Excerpted data
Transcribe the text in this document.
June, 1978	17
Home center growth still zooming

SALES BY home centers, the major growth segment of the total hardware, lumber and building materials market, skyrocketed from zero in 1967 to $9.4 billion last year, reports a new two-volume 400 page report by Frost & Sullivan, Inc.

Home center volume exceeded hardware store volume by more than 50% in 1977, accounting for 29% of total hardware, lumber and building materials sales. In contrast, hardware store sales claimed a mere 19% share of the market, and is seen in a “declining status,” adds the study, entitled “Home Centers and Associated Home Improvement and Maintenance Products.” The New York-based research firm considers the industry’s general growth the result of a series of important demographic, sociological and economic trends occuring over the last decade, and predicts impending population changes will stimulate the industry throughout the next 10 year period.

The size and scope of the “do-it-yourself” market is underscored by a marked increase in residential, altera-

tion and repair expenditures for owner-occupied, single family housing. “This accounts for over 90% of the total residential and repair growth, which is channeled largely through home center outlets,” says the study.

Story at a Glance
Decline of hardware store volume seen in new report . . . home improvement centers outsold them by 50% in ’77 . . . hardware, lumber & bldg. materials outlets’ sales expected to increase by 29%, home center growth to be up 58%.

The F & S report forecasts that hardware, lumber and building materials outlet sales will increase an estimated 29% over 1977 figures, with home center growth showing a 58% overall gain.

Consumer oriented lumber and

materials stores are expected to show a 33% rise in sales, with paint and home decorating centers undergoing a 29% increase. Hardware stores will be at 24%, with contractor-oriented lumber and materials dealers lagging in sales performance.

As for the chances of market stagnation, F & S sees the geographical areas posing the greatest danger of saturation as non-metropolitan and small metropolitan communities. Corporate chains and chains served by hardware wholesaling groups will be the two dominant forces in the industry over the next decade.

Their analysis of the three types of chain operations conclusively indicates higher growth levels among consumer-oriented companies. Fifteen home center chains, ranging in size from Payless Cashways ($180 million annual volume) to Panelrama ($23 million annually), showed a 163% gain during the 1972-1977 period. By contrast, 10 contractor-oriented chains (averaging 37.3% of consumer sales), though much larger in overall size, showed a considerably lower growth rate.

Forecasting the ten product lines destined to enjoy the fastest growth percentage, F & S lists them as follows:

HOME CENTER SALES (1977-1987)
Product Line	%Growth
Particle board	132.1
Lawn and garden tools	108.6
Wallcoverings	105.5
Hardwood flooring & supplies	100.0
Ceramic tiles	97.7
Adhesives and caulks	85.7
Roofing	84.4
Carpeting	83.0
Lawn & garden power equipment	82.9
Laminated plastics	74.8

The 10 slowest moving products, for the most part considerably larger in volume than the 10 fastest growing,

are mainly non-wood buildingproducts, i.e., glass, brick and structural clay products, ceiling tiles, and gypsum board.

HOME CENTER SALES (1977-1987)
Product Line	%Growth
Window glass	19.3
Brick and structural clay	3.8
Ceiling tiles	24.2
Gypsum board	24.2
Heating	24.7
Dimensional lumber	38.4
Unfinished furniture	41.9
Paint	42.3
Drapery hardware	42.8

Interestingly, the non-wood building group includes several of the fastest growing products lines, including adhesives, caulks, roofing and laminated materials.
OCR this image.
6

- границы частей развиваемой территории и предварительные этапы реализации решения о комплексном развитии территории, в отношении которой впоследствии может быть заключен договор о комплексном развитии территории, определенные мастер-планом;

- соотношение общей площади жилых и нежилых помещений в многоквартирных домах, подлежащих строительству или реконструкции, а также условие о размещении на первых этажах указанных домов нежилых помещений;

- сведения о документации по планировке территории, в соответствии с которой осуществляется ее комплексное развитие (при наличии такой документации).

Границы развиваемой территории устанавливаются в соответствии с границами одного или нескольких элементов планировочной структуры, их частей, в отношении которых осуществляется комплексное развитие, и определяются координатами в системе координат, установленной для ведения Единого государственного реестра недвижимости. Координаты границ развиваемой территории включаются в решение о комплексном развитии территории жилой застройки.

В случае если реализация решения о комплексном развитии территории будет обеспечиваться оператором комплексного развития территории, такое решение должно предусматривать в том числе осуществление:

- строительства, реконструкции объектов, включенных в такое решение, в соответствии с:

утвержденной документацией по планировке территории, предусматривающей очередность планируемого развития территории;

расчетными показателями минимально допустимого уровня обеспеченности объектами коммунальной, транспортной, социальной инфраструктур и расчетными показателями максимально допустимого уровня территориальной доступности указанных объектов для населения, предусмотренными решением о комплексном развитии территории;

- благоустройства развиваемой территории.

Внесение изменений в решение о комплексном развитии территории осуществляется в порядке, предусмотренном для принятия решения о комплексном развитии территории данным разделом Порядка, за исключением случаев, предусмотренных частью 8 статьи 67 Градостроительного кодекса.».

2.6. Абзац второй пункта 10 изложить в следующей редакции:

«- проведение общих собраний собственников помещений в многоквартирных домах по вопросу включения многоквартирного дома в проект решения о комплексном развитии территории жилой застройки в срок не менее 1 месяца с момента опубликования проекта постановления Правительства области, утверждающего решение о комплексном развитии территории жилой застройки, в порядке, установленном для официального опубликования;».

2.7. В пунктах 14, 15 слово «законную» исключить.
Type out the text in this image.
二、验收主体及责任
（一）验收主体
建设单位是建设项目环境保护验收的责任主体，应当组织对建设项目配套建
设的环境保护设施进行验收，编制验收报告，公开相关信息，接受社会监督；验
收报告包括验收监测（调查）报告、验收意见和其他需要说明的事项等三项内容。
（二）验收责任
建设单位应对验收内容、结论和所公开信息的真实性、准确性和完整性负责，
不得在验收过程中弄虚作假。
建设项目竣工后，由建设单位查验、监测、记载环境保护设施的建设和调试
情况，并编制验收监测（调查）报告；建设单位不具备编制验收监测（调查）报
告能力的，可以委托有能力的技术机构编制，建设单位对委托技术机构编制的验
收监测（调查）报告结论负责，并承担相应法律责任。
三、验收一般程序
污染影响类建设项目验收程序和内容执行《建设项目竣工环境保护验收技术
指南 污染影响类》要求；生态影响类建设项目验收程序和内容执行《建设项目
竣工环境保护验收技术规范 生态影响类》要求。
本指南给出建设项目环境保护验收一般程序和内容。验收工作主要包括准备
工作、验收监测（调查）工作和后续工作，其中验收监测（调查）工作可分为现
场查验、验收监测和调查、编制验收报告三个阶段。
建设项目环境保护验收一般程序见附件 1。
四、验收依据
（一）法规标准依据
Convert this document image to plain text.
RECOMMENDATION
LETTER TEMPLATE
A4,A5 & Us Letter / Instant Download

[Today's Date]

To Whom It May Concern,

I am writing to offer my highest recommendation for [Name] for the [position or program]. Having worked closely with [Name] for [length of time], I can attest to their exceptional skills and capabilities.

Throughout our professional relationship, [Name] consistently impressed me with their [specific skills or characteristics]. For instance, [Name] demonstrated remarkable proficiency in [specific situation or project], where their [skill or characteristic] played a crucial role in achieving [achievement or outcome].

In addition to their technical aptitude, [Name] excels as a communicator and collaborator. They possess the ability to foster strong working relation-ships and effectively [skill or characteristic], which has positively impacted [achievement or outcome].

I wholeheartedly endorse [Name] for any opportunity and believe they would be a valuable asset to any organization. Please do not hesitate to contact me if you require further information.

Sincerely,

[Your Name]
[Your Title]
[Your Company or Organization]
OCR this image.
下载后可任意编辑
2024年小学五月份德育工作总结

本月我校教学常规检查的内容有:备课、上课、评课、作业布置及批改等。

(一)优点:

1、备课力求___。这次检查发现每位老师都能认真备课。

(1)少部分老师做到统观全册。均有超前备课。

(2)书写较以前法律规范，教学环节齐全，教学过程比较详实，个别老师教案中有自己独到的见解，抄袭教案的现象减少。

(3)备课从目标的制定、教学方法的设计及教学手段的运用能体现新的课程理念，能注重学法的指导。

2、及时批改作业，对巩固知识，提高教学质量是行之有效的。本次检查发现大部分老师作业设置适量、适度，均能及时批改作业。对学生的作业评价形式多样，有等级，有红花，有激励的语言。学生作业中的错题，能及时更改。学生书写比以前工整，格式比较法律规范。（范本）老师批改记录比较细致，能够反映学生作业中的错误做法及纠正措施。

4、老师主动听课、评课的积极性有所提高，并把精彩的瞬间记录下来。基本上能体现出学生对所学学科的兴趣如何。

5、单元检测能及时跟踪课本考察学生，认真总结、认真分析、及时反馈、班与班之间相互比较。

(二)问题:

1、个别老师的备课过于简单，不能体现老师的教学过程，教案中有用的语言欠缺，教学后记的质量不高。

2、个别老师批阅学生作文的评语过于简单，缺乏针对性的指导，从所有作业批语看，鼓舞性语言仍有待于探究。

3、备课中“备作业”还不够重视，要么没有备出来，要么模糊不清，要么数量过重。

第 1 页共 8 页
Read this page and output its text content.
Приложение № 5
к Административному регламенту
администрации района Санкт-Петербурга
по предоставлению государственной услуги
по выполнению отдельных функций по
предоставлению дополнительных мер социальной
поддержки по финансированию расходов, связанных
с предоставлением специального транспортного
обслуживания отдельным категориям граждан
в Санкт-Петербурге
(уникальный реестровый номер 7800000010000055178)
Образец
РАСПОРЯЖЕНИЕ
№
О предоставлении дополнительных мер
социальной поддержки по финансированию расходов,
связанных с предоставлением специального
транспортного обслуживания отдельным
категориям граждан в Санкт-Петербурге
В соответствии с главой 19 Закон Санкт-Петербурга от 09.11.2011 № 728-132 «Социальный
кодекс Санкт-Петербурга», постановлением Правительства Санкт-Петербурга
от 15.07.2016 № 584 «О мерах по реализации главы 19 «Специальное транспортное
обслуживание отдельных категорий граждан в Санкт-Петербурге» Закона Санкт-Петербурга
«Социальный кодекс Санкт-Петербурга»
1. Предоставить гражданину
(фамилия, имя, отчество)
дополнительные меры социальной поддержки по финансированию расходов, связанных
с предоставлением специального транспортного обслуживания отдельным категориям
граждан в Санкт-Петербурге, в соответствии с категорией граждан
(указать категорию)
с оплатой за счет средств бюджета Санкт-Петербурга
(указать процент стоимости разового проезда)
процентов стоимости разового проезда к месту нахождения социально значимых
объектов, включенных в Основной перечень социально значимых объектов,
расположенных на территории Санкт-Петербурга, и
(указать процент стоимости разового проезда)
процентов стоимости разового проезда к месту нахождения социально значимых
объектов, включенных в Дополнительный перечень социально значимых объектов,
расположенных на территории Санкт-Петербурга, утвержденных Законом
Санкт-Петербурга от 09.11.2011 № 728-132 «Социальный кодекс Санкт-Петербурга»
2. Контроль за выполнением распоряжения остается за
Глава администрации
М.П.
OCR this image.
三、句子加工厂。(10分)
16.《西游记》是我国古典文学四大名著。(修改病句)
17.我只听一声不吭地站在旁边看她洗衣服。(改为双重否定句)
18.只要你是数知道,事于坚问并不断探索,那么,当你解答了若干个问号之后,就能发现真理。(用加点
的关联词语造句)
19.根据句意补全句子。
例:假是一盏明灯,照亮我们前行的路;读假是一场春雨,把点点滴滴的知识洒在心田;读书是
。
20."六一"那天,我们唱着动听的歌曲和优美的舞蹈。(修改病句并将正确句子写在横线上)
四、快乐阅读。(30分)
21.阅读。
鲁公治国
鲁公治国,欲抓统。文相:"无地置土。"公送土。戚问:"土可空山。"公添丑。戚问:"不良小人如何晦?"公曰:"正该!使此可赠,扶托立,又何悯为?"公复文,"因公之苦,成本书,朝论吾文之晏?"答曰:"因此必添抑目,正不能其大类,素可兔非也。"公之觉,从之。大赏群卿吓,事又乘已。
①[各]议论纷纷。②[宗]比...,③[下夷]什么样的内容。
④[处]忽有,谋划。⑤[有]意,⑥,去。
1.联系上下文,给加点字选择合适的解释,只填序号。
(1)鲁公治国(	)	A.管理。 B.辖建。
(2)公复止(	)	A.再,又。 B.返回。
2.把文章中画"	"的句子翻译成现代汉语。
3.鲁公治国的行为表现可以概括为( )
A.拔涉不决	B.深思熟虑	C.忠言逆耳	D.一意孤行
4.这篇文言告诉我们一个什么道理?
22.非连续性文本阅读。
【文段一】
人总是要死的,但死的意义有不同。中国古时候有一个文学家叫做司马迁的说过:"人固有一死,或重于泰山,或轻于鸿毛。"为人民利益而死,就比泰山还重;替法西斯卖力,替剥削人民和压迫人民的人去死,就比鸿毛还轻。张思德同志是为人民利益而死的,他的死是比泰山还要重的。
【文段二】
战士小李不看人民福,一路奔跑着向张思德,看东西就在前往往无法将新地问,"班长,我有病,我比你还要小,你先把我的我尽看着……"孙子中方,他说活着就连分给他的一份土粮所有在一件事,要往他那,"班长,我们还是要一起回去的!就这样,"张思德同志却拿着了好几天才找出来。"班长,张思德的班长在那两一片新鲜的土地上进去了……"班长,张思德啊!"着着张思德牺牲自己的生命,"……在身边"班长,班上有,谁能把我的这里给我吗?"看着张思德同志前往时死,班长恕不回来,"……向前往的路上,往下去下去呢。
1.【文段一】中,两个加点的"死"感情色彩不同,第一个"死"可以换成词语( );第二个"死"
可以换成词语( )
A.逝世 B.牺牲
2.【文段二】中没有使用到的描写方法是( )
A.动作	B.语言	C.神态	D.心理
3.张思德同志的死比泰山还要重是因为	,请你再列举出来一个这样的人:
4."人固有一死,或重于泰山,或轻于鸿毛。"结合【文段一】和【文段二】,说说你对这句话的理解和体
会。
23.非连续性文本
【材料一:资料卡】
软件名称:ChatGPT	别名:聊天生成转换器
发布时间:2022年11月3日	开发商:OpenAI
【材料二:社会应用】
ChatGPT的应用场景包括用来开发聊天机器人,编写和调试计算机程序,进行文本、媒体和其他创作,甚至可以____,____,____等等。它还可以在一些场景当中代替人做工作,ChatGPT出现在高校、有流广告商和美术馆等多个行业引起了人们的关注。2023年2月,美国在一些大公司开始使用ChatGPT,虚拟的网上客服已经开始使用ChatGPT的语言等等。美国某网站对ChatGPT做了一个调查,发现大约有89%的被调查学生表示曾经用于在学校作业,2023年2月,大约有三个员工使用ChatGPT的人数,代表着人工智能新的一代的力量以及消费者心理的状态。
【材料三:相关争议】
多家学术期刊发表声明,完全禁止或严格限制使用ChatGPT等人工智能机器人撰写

Requirements
Track down every line with the word "специального" and copy it.

Response
с предоставлением специального транспортного
связанных с предоставлением специального
с предоставлением специального транспортного обслуживания отдельным категориям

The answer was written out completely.